Provided entries —
..........

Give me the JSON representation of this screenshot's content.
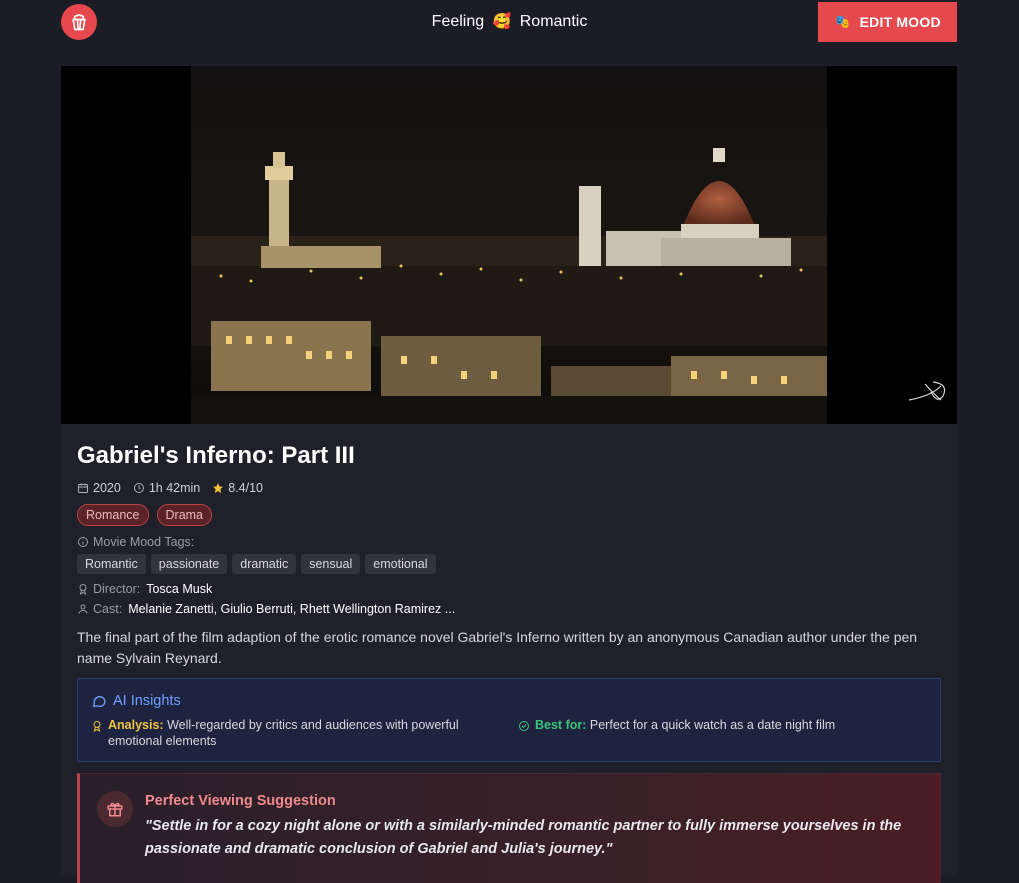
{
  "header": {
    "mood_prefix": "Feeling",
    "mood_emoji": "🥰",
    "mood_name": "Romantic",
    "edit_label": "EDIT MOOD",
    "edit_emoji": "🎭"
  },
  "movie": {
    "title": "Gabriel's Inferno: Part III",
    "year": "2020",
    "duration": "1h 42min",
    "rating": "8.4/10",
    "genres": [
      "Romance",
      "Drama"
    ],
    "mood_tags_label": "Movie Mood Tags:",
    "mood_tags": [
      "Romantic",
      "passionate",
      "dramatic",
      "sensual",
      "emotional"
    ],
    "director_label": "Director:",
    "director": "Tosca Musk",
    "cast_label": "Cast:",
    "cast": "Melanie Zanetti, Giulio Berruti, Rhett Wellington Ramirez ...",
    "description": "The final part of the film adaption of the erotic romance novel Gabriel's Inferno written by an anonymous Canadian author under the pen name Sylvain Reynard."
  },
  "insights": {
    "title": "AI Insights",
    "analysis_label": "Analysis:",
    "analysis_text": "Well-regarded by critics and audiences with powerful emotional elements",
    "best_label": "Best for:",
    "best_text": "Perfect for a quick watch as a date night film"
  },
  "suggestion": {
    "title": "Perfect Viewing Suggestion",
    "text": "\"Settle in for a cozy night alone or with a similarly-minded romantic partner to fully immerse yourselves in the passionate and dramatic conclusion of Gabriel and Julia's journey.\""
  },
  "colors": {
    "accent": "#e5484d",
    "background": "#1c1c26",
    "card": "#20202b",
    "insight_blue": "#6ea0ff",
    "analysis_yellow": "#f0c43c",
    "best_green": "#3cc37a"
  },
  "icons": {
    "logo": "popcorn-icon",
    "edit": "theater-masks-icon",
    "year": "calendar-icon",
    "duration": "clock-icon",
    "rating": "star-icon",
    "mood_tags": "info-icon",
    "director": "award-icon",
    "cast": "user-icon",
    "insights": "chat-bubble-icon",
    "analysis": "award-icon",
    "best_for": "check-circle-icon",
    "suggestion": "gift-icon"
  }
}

..........

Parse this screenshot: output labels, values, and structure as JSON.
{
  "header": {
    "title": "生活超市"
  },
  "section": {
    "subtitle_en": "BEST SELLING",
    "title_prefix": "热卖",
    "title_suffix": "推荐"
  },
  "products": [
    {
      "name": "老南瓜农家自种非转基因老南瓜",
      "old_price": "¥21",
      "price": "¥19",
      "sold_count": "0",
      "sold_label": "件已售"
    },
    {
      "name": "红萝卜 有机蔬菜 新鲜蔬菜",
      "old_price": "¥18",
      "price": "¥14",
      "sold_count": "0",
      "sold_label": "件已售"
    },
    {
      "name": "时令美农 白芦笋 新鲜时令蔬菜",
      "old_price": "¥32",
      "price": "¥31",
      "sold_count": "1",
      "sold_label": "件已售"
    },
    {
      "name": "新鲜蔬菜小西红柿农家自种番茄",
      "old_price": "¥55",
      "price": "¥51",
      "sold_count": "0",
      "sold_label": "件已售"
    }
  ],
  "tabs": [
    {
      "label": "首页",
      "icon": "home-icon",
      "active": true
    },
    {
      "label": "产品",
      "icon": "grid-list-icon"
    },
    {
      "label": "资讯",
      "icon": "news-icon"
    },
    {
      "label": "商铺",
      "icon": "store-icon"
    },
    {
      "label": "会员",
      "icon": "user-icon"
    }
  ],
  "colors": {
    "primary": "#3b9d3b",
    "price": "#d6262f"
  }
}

..........

Aim — Each line with the string "screenshot" in it needs to be found and copied.

Reply —
Give me the JSON representation of this screenshot's content.
Parse this screenshot: output labels, values, and structure as JSON.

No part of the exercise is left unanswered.